PROVIDED DATA:
━━━━

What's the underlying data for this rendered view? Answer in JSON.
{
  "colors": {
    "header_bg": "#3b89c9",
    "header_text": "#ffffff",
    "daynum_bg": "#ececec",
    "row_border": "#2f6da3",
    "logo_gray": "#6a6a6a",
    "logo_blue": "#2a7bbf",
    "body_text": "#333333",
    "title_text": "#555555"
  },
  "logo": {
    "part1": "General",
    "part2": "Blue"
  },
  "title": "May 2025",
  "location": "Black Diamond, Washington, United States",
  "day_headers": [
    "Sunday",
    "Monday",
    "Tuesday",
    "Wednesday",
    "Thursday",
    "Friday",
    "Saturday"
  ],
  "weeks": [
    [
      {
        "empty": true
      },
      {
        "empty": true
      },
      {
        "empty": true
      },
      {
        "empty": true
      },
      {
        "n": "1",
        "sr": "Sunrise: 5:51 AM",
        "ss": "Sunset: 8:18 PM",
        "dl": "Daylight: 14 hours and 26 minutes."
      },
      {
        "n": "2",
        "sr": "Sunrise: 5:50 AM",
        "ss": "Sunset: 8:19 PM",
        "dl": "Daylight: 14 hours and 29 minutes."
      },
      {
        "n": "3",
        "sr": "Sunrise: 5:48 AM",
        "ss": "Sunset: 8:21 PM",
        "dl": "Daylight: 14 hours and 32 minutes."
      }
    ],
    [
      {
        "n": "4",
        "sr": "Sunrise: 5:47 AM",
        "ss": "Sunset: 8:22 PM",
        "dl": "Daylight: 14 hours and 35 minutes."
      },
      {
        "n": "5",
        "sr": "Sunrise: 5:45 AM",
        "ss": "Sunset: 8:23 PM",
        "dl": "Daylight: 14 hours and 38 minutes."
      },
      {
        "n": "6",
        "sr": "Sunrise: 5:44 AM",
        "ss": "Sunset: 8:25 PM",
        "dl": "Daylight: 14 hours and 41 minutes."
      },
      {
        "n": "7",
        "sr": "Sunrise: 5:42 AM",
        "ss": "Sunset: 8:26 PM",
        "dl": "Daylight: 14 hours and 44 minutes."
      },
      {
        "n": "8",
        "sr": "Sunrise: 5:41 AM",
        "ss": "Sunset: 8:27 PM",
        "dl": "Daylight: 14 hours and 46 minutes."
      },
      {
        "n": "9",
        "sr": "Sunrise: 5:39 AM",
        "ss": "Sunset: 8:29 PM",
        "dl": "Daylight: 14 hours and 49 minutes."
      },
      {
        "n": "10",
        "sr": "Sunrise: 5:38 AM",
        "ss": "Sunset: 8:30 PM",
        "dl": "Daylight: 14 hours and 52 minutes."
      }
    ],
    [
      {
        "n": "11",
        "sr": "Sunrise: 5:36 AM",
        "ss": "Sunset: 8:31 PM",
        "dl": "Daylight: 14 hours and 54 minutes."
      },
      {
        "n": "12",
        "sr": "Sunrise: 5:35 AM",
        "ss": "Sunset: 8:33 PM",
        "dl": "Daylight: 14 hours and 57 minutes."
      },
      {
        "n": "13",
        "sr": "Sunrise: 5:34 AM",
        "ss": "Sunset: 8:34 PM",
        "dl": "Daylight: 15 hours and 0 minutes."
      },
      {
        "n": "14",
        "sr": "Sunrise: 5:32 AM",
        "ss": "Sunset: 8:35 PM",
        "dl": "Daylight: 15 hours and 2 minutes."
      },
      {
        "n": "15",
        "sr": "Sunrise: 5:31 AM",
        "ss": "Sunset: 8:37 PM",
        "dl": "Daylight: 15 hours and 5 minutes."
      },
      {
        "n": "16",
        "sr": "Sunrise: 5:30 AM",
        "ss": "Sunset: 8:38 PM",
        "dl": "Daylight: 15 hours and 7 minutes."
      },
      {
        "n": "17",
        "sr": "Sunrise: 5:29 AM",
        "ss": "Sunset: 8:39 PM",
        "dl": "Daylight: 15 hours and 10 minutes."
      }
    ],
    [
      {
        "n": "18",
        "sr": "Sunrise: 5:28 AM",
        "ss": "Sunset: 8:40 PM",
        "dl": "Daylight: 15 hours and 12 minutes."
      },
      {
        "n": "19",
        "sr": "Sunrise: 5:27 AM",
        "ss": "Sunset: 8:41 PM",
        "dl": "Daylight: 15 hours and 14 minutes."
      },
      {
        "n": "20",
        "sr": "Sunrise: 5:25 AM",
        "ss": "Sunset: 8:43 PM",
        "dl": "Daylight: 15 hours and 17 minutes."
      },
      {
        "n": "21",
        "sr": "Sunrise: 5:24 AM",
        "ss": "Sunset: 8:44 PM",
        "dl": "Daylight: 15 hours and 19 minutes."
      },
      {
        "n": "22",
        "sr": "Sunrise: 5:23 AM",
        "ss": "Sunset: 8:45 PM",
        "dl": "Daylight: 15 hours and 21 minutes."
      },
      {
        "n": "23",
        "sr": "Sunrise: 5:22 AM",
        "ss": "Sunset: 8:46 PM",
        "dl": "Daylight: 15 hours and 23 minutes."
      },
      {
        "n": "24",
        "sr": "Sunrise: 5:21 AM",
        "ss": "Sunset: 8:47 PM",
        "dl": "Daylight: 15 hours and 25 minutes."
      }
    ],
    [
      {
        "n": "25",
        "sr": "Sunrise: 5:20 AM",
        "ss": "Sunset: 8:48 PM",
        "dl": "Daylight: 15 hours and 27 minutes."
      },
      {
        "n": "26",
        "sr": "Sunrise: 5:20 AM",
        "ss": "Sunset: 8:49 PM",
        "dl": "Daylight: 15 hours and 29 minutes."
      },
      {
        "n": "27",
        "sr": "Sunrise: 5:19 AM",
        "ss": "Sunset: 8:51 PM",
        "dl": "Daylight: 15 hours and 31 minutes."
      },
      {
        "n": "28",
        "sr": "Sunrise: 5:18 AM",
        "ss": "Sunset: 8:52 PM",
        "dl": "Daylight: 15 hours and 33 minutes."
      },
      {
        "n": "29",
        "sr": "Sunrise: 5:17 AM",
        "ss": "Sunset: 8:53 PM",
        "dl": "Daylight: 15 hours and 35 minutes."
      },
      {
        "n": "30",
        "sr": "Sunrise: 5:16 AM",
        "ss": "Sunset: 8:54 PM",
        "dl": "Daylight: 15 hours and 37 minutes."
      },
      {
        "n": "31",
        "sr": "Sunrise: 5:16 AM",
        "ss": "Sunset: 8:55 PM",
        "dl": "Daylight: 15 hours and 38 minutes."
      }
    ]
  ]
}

━━━━

WHAT YOU NEED TO DO: Each entry above needs to be retyped exactly.

EXERCISE SOLUTION:
What's the underlying data for this rendered view? Answer in JSON.
{
  "colors": {
    "header_bg": "#3b89c9",
    "header_text": "#ffffff",
    "daynum_bg": "#ececec",
    "row_border": "#2f6da3",
    "logo_gray": "#6a6a6a",
    "logo_blue": "#2a7bbf",
    "body_text": "#333333",
    "title_text": "#555555"
  },
  "logo": {
    "part1": "General",
    "part2": "Blue"
  },
  "title": "May 2025",
  "location": "Black Diamond, Washington, United States",
  "day_headers": [
    "Sunday",
    "Monday",
    "Tuesday",
    "Wednesday",
    "Thursday",
    "Friday",
    "Saturday"
  ],
  "weeks": [
    [
      {
        "empty": true
      },
      {
        "empty": true
      },
      {
        "empty": true
      },
      {
        "empty": true
      },
      {
        "n": "1",
        "sr": "Sunrise: 5:51 AM",
        "ss": "Sunset: 8:18 PM",
        "dl": "Daylight: 14 hours and 26 minutes."
      },
      {
        "n": "2",
        "sr": "Sunrise: 5:50 AM",
        "ss": "Sunset: 8:19 PM",
        "dl": "Daylight: 14 hours and 29 minutes."
      },
      {
        "n": "3",
        "sr": "Sunrise: 5:48 AM",
        "ss": "Sunset: 8:21 PM",
        "dl": "Daylight: 14 hours and 32 minutes."
      }
    ],
    [
      {
        "n": "4",
        "sr": "Sunrise: 5:47 AM",
        "ss": "Sunset: 8:22 PM",
        "dl": "Daylight: 14 hours and 35 minutes."
      },
      {
        "n": "5",
        "sr": "Sunrise: 5:45 AM",
        "ss": "Sunset: 8:23 PM",
        "dl": "Daylight: 14 hours and 38 minutes."
      },
      {
        "n": "6",
        "sr": "Sunrise: 5:44 AM",
        "ss": "Sunset: 8:25 PM",
        "dl": "Daylight: 14 hours and 41 minutes."
      },
      {
        "n": "7",
        "sr": "Sunrise: 5:42 AM",
        "ss": "Sunset: 8:26 PM",
        "dl": "Daylight: 14 hours and 44 minutes."
      },
      {
        "n": "8",
        "sr": "Sunrise: 5:41 AM",
        "ss": "Sunset: 8:27 PM",
        "dl": "Daylight: 14 hours and 46 minutes."
      },
      {
        "n": "9",
        "sr": "Sunrise: 5:39 AM",
        "ss": "Sunset: 8:29 PM",
        "dl": "Daylight: 14 hours and 49 minutes."
      },
      {
        "n": "10",
        "sr": "Sunrise: 5:38 AM",
        "ss": "Sunset: 8:30 PM",
        "dl": "Daylight: 14 hours and 52 minutes."
      }
    ],
    [
      {
        "n": "11",
        "sr": "Sunrise: 5:36 AM",
        "ss": "Sunset: 8:31 PM",
        "dl": "Daylight: 14 hours and 54 minutes."
      },
      {
        "n": "12",
        "sr": "Sunrise: 5:35 AM",
        "ss": "Sunset: 8:33 PM",
        "dl": "Daylight: 14 hours and 57 minutes."
      },
      {
        "n": "13",
        "sr": "Sunrise: 5:34 AM",
        "ss": "Sunset: 8:34 PM",
        "dl": "Daylight: 15 hours and 0 minutes."
      },
      {
        "n": "14",
        "sr": "Sunrise: 5:32 AM",
        "ss": "Sunset: 8:35 PM",
        "dl": "Daylight: 15 hours and 2 minutes."
      },
      {
        "n": "15",
        "sr": "Sunrise: 5:31 AM",
        "ss": "Sunset: 8:37 PM",
        "dl": "Daylight: 15 hours and 5 minutes."
      },
      {
        "n": "16",
        "sr": "Sunrise: 5:30 AM",
        "ss": "Sunset: 8:38 PM",
        "dl": "Daylight: 15 hours and 7 minutes."
      },
      {
        "n": "17",
        "sr": "Sunrise: 5:29 AM",
        "ss": "Sunset: 8:39 PM",
        "dl": "Daylight: 15 hours and 10 minutes."
      }
    ],
    [
      {
        "n": "18",
        "sr": "Sunrise: 5:28 AM",
        "ss": "Sunset: 8:40 PM",
        "dl": "Daylight: 15 hours and 12 minutes."
      },
      {
        "n": "19",
        "sr": "Sunrise: 5:27 AM",
        "ss": "Sunset: 8:41 PM",
        "dl": "Daylight: 15 hours and 14 minutes."
      },
      {
        "n": "20",
        "sr": "Sunrise: 5:25 AM",
        "ss": "Sunset: 8:43 PM",
        "dl": "Daylight: 15 hours and 17 minutes."
      },
      {
        "n": "21",
        "sr": "Sunrise: 5:24 AM",
        "ss": "Sunset: 8:44 PM",
        "dl": "Daylight: 15 hours and 19 minutes."
      },
      {
        "n": "22",
        "sr": "Sunrise: 5:23 AM",
        "ss": "Sunset: 8:45 PM",
        "dl": "Daylight: 15 hours and 21 minutes."
      },
      {
        "n": "23",
        "sr": "Sunrise: 5:22 AM",
        "ss": "Sunset: 8:46 PM",
        "dl": "Daylight: 15 hours and 23 minutes."
      },
      {
        "n": "24",
        "sr": "Sunrise: 5:21 AM",
        "ss": "Sunset: 8:47 PM",
        "dl": "Daylight: 15 hours and 25 minutes."
      }
    ],
    [
      {
        "n": "25",
        "sr": "Sunrise: 5:20 AM",
        "ss": "Sunset: 8:48 PM",
        "dl": "Daylight: 15 hours and 27 minutes."
      },
      {
        "n": "26",
        "sr": "Sunrise: 5:20 AM",
        "ss": "Sunset: 8:49 PM",
        "dl": "Daylight: 15 hours and 29 minutes."
      },
      {
        "n": "27",
        "sr": "Sunrise: 5:19 AM",
        "ss": "Sunset: 8:51 PM",
        "dl": "Daylight: 15 hours and 31 minutes."
      },
      {
        "n": "28",
        "sr": "Sunrise: 5:18 AM",
        "ss": "Sunset: 8:52 PM",
        "dl": "Daylight: 15 hours and 33 minutes."
      },
      {
        "n": "29",
        "sr": "Sunrise: 5:17 AM",
        "ss": "Sunset: 8:53 PM",
        "dl": "Daylight: 15 hours and 35 minutes."
      },
      {
        "n": "30",
        "sr": "Sunrise: 5:16 AM",
        "ss": "Sunset: 8:54 PM",
        "dl": "Daylight: 15 hours and 37 minutes."
      },
      {
        "n": "31",
        "sr": "Sunrise: 5:16 AM",
        "ss": "Sunset: 8:55 PM",
        "dl": "Daylight: 15 hours and 38 minutes."
      }
    ]
  ]
}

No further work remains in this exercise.